- Exercise prompt
Each line that contains the word "screenshot" counts once; give the total for the records below and nothing else.

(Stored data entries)
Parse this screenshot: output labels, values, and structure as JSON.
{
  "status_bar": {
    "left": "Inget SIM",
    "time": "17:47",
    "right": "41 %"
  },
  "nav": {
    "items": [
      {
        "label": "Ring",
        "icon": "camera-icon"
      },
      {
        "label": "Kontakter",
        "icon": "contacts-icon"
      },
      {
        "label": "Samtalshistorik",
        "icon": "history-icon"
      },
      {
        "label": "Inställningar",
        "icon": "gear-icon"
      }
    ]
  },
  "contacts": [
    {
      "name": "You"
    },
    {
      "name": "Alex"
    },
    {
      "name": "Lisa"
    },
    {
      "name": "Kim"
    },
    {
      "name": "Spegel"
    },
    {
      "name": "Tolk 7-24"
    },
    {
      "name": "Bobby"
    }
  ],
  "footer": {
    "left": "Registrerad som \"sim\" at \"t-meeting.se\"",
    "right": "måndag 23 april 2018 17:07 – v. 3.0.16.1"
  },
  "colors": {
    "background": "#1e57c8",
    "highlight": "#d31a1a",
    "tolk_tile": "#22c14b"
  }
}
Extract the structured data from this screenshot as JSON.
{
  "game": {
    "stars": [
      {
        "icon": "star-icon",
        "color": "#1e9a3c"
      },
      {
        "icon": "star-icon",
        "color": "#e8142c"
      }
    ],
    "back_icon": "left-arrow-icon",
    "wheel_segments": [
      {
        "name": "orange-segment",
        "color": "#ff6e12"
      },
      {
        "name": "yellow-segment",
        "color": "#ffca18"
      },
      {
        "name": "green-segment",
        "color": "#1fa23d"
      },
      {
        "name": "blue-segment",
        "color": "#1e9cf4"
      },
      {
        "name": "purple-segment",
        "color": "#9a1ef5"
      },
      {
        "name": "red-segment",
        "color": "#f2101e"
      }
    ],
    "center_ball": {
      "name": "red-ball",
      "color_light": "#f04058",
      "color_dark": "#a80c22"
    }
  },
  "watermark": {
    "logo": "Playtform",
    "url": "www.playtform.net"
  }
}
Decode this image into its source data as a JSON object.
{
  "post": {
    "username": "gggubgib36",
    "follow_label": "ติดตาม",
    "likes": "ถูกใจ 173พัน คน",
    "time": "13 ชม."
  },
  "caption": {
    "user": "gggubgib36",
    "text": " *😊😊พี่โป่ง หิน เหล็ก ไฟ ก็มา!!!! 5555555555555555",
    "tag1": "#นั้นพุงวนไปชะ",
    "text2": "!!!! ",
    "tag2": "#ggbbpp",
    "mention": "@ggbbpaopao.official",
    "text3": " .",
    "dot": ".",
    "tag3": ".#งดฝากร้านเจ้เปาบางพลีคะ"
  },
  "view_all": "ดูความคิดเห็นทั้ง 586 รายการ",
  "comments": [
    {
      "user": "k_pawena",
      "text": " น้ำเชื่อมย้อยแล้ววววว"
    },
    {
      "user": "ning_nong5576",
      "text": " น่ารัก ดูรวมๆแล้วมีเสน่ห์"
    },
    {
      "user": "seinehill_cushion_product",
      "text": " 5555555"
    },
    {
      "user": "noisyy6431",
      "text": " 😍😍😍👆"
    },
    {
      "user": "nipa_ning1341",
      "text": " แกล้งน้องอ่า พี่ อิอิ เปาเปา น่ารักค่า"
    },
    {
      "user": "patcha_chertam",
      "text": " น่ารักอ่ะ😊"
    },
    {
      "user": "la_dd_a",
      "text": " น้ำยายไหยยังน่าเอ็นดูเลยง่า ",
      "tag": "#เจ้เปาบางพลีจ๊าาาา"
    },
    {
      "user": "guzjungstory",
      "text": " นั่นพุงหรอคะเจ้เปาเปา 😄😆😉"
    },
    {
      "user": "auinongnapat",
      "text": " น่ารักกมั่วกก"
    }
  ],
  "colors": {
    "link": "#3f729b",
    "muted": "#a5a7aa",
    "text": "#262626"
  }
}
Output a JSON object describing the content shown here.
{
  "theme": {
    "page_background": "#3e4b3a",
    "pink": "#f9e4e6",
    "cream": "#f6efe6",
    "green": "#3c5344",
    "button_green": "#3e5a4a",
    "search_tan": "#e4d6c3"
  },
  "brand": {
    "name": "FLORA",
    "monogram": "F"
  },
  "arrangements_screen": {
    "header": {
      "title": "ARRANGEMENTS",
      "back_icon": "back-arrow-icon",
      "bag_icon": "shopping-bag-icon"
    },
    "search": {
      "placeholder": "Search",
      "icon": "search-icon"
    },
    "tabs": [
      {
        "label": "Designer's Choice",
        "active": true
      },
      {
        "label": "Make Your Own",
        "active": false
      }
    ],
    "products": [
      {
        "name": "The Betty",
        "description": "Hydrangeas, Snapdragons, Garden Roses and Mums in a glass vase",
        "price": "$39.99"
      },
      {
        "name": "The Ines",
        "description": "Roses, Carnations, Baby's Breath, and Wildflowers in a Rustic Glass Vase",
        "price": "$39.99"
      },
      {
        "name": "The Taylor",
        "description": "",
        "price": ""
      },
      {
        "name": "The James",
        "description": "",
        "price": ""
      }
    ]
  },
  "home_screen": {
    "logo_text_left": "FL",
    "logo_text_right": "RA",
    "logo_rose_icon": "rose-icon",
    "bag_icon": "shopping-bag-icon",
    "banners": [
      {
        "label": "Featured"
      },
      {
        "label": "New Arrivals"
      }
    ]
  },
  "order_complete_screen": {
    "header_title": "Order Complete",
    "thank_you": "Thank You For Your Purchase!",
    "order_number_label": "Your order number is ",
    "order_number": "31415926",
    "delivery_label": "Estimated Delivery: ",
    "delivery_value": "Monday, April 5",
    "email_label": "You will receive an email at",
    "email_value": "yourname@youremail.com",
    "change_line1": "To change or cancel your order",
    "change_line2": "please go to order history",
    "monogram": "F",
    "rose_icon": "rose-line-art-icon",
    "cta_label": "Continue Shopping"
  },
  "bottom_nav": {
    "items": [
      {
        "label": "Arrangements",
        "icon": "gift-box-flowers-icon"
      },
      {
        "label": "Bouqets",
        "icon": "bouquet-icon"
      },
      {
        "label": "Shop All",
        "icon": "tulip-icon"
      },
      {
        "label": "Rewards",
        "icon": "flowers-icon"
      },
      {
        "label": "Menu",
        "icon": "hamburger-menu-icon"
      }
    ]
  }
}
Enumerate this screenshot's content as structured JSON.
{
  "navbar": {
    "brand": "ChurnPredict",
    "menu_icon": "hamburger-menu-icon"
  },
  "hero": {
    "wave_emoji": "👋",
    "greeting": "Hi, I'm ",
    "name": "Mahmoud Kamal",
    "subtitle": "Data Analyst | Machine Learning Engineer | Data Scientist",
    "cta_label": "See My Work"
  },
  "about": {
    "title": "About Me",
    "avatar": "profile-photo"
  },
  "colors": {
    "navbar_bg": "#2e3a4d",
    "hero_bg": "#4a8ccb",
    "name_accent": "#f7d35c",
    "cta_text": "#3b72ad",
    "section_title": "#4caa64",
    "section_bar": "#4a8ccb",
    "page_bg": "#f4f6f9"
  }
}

- Result of the exercise
3